- **INPUT DATA**
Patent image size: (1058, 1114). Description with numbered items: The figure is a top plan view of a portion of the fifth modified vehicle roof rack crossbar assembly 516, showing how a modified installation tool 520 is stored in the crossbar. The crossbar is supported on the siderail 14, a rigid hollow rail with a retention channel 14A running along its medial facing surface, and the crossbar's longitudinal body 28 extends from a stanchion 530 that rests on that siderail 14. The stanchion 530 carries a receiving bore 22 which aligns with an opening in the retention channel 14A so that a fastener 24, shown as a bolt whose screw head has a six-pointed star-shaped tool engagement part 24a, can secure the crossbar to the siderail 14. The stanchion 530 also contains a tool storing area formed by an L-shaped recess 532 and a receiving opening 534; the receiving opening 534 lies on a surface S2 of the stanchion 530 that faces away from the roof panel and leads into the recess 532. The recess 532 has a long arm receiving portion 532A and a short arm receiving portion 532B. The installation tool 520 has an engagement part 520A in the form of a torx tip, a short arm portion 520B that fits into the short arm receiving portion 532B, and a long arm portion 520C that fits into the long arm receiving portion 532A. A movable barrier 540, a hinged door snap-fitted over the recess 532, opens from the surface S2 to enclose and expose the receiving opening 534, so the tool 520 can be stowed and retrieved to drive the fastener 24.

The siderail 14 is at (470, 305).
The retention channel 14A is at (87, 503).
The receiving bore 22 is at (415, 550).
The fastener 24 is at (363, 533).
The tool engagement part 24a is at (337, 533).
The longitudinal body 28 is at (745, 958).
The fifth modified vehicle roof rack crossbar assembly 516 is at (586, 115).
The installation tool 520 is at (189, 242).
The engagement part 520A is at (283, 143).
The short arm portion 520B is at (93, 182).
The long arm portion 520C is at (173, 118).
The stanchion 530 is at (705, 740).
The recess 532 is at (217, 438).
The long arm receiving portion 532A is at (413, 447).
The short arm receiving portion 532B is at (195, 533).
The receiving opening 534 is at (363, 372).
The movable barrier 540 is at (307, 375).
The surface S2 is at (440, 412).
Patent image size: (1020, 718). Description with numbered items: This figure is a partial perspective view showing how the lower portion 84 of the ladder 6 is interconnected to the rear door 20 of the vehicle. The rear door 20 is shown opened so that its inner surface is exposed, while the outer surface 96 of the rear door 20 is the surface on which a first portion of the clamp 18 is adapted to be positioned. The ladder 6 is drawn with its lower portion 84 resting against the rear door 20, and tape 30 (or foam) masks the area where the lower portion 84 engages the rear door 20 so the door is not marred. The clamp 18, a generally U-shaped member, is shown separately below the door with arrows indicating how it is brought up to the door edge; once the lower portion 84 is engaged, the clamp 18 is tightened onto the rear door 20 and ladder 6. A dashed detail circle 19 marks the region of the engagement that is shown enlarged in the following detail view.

- **THE REQUEST**
Please count the lines in the data above that contain the string "longitudinal", matching case exactly, and reply with the number only.

- **THE COMPLETED TASK**
2